◆ EXTRACTED DATA
......

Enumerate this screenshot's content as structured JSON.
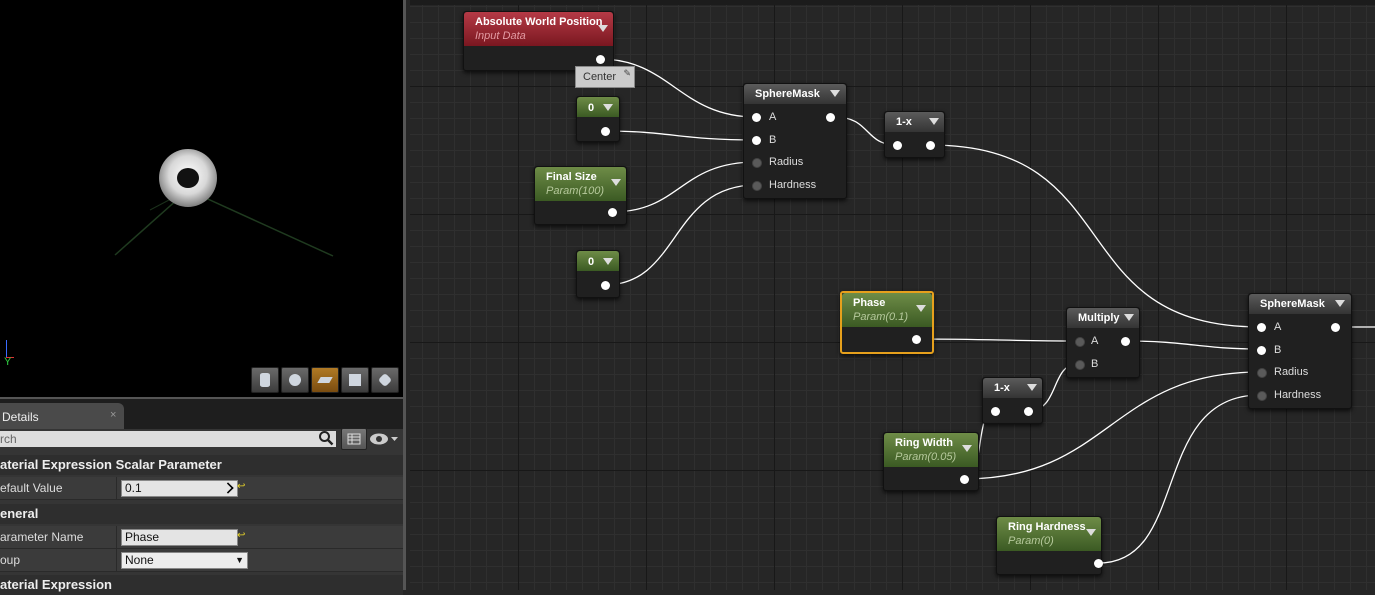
{
  "viewport": {
    "axis_label": "Y",
    "toolbar": [
      {
        "icon": "cylinder-icon",
        "active": false
      },
      {
        "icon": "sphere-icon",
        "active": false
      },
      {
        "icon": "plane-icon",
        "active": true
      },
      {
        "icon": "cube-icon",
        "active": false
      },
      {
        "icon": "custom-mesh-icon",
        "active": false
      }
    ]
  },
  "details": {
    "tab_label": "Details",
    "tab_close": "×",
    "search_placeholder": "rch",
    "sections": {
      "scalar_param": "aterial Expression Scalar Parameter",
      "general": "eneral",
      "material_expression": "aterial Expression"
    },
    "rows": {
      "default_value": {
        "label": "efault Value",
        "value": "0.1"
      },
      "parameter_name": {
        "label": "arameter Name",
        "value": "Phase"
      },
      "group": {
        "label": "oup",
        "value": "None"
      }
    }
  },
  "graph": {
    "tooltip": "Center",
    "nodes": {
      "abs_world_pos": {
        "title": "Absolute World Position",
        "subtitle": "Input Data"
      },
      "const_center": {
        "title": "0"
      },
      "final_size": {
        "title": "Final Size",
        "subtitle": "Param(100)"
      },
      "const_hardness": {
        "title": "0"
      },
      "spheremask1": {
        "title": "SphereMask",
        "pins": [
          "A",
          "B",
          "Radius",
          "Hardness"
        ]
      },
      "oneminus1": {
        "title": "1-x"
      },
      "phase": {
        "title": "Phase",
        "subtitle": "Param(0.1)"
      },
      "multiply": {
        "title": "Multiply",
        "pins": [
          "A",
          "B"
        ]
      },
      "oneminus2": {
        "title": "1-x"
      },
      "ring_width": {
        "title": "Ring Width",
        "subtitle": "Param(0.05)"
      },
      "ring_hardness": {
        "title": "Ring Hardness",
        "subtitle": "Param(0)"
      },
      "spheremask2": {
        "title": "SphereMask",
        "pins": [
          "A",
          "B",
          "Radius",
          "Hardness"
        ]
      }
    }
  }
}
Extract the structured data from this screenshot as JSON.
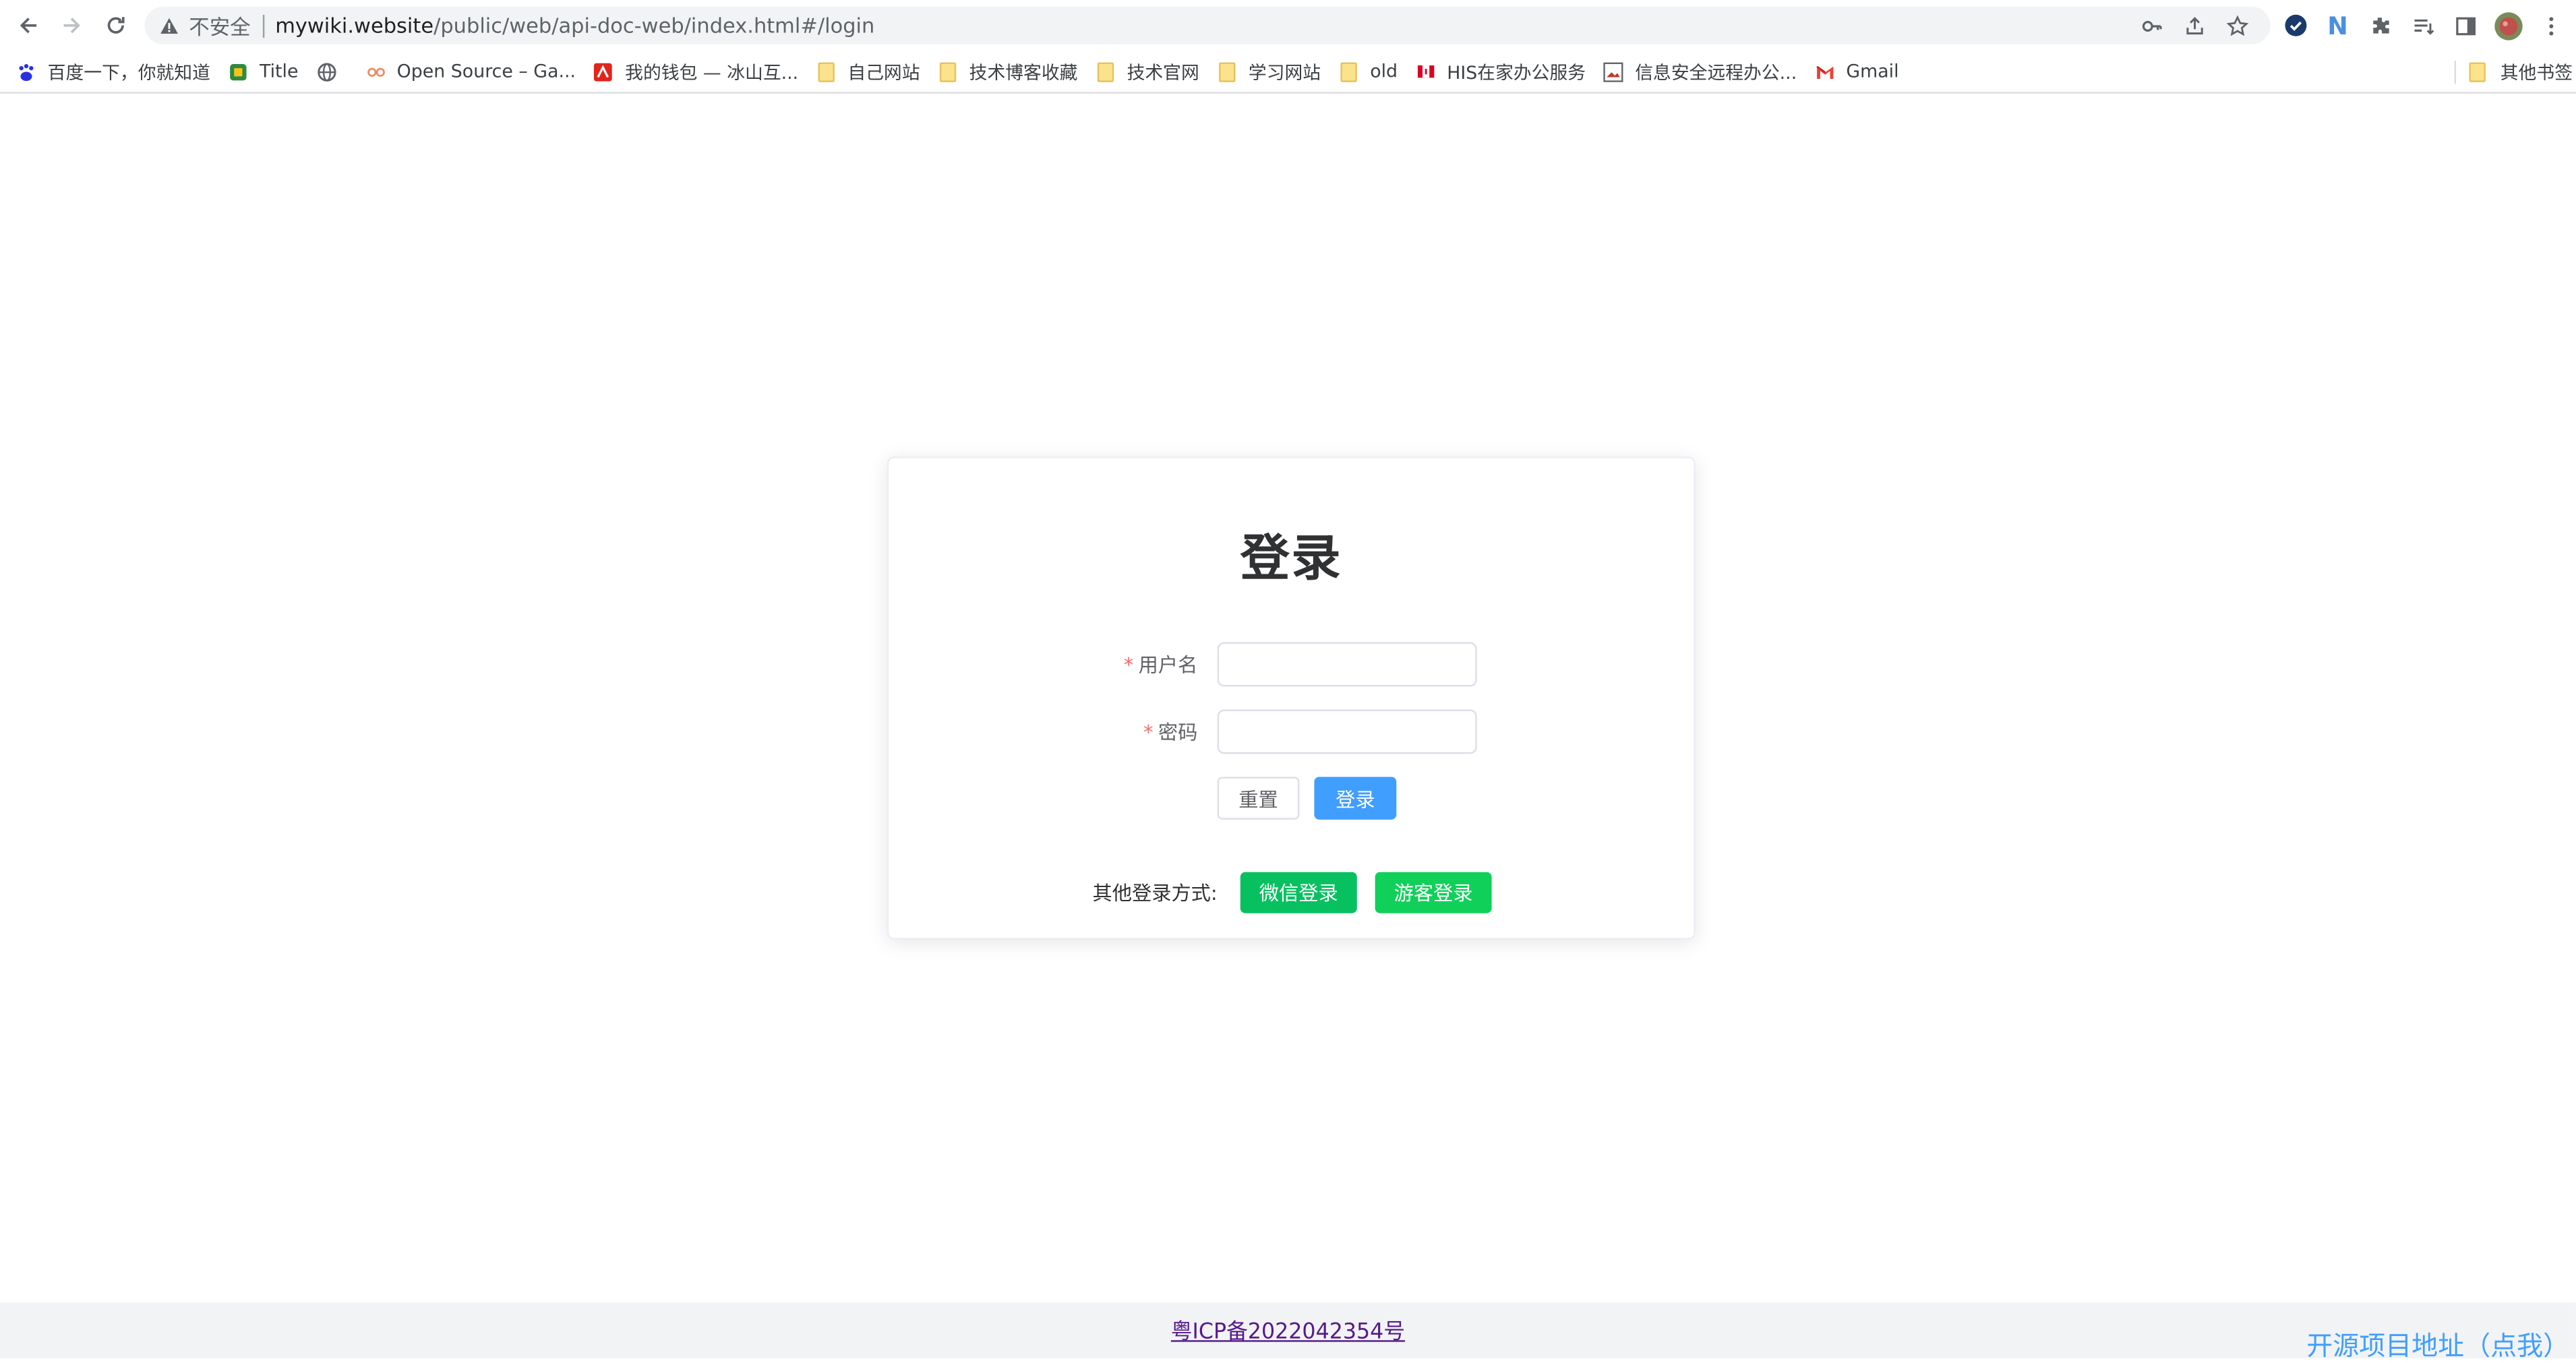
{
  "browser": {
    "security_label": "不安全",
    "url_host": "mywiki.website",
    "url_path": "/public/web/api-doc-web/index.html#/login",
    "bookmarks": [
      {
        "label": "百度一下，你就知道",
        "icon": "baidu-icon"
      },
      {
        "label": "Title",
        "icon": "site-icon"
      },
      {
        "label": "",
        "icon": "globe-icon"
      },
      {
        "label": "Open Source – Ga...",
        "icon": "gitee-icon"
      },
      {
        "label": "我的钱包 — 冰山互...",
        "icon": "wallet-site-icon"
      },
      {
        "label": "自己网站",
        "icon": "folder-icon"
      },
      {
        "label": "技术博客收藏",
        "icon": "folder-icon"
      },
      {
        "label": "技术官网",
        "icon": "folder-icon"
      },
      {
        "label": "学习网站",
        "icon": "folder-icon"
      },
      {
        "label": "old",
        "icon": "folder-icon"
      },
      {
        "label": "HIS在家办公服务",
        "icon": "flag-icon"
      },
      {
        "label": "信息安全远程办公...",
        "icon": "image-icon"
      },
      {
        "label": "Gmail",
        "icon": "gmail-icon"
      }
    ],
    "other_bookmarks": "其他书签"
  },
  "login": {
    "title": "登录",
    "username_label": "用户名",
    "password_label": "密码",
    "username_value": "",
    "password_value": "",
    "required_mark": "*",
    "reset_label": "重置",
    "login_label": "登录",
    "other_methods_label": "其他登录方式:",
    "wechat_label": "微信登录",
    "guest_label": "游客登录"
  },
  "footer": {
    "icp": "粤ICP备2022042354号",
    "open_source": "开源项目地址（点我）"
  },
  "colors": {
    "primary": "#409eff",
    "wechat": "#07c160",
    "guest": "#10d05a",
    "required": "#f56c6c"
  }
}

......

◆ PROBLEM STATEMENT
Pick out the lines that have the word "subtitle". Copy them all.

◆ EXPECTED ANSWER
        "subtitle": "Input Data"
        "subtitle": "Param(100)"
        "subtitle": "Param(0.1)"
        "subtitle": "Param(0.05)"
        "subtitle": "Param(0)"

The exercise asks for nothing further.